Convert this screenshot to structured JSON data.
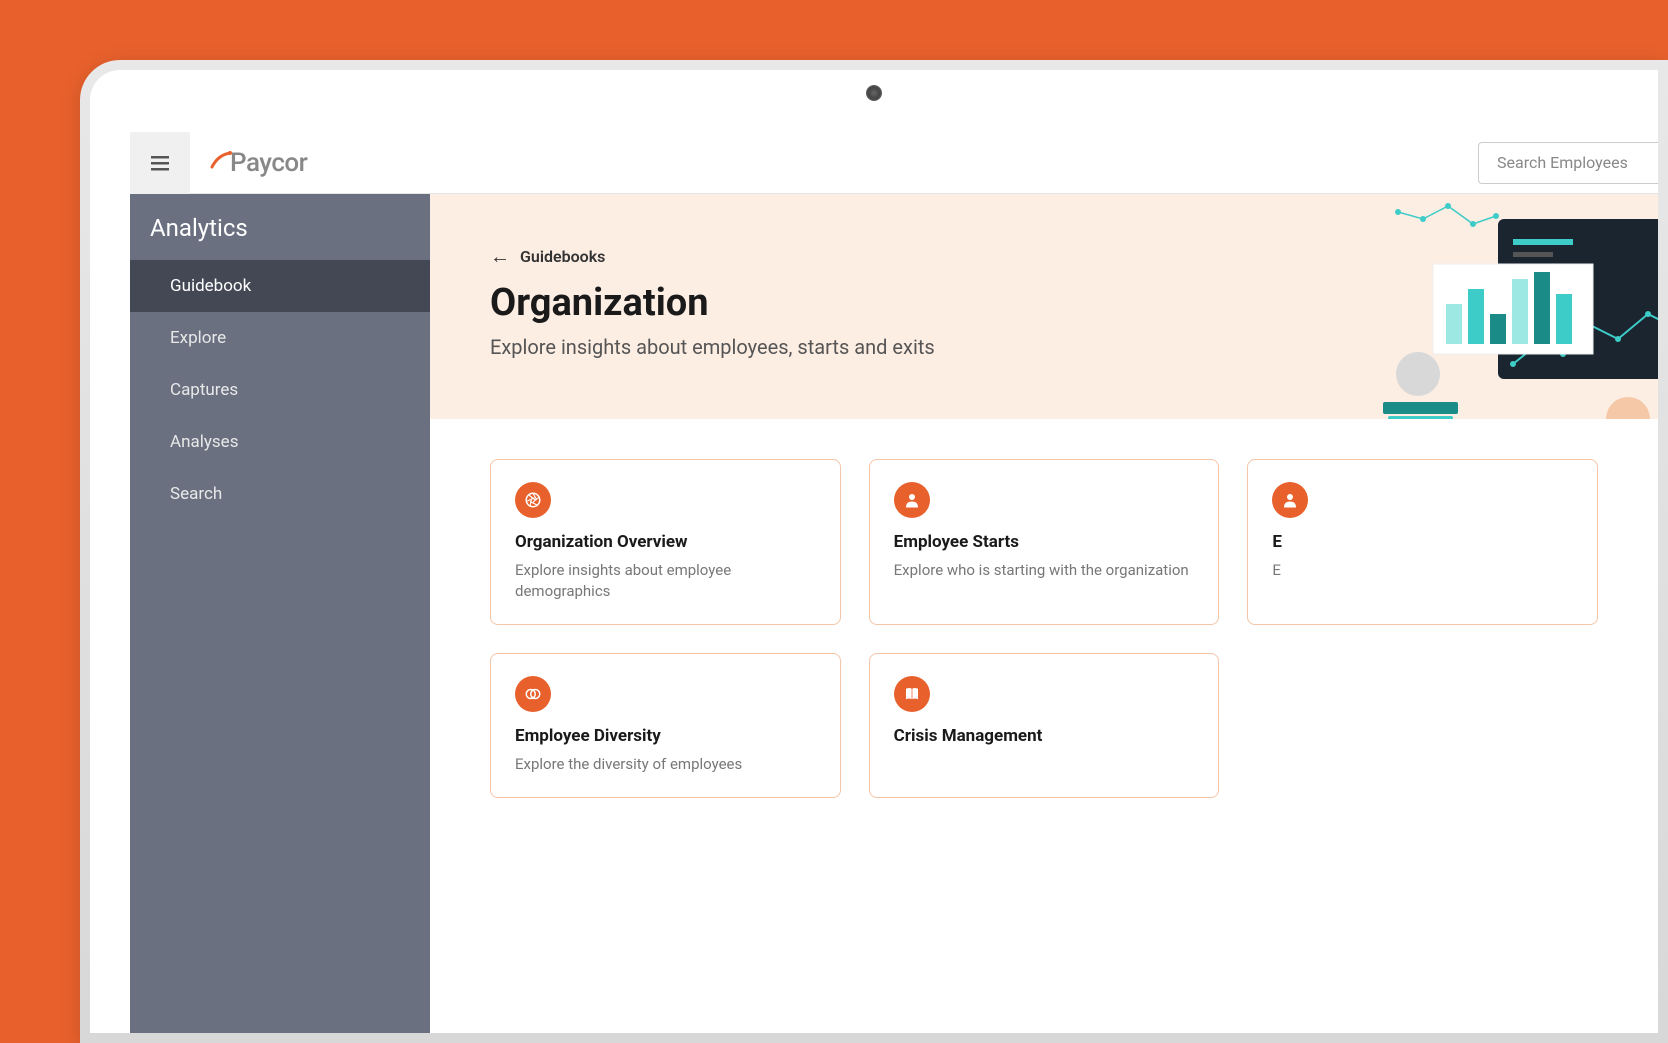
{
  "header": {
    "logo_text": "Paycor",
    "search_placeholder": "Search Employees"
  },
  "sidebar": {
    "title": "Analytics",
    "items": [
      {
        "label": "Guidebook",
        "active": true
      },
      {
        "label": "Explore",
        "active": false
      },
      {
        "label": "Captures",
        "active": false
      },
      {
        "label": "Analyses",
        "active": false
      },
      {
        "label": "Search",
        "active": false
      }
    ]
  },
  "hero": {
    "breadcrumb": "Guidebooks",
    "title": "Organization",
    "subtitle": "Explore insights about employees, starts and exits"
  },
  "cards": [
    {
      "title": "Organization Overview",
      "desc": "Explore insights about employee demographics",
      "icon": "aperture"
    },
    {
      "title": "Employee Starts",
      "desc": "Explore who is starting with the organization",
      "icon": "person"
    },
    {
      "title": "E",
      "desc": "E",
      "icon": "person"
    },
    {
      "title": "Employee Diversity",
      "desc": "Explore the diversity of employees",
      "icon": "overlap"
    },
    {
      "title": "Crisis Management",
      "desc": "",
      "icon": "book"
    }
  ],
  "colors": {
    "brand": "#e8612c",
    "sidebar_bg": "#6a7080",
    "sidebar_active": "#444854",
    "hero_bg": "#fdeee4",
    "card_border": "#f5c5a8",
    "teal": "#3dccc7"
  }
}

#### TASK INSTRUCTIONS
List every line above that holds the word "Explore".

#### FINAL ANSWER
        "label": "Explore",
    "subtitle": "Explore insights about employees, starts and exits"
      "desc": "Explore insights about employee demographics",
      "desc": "Explore who is starting with the organization",
      "desc": "Explore the diversity of employees",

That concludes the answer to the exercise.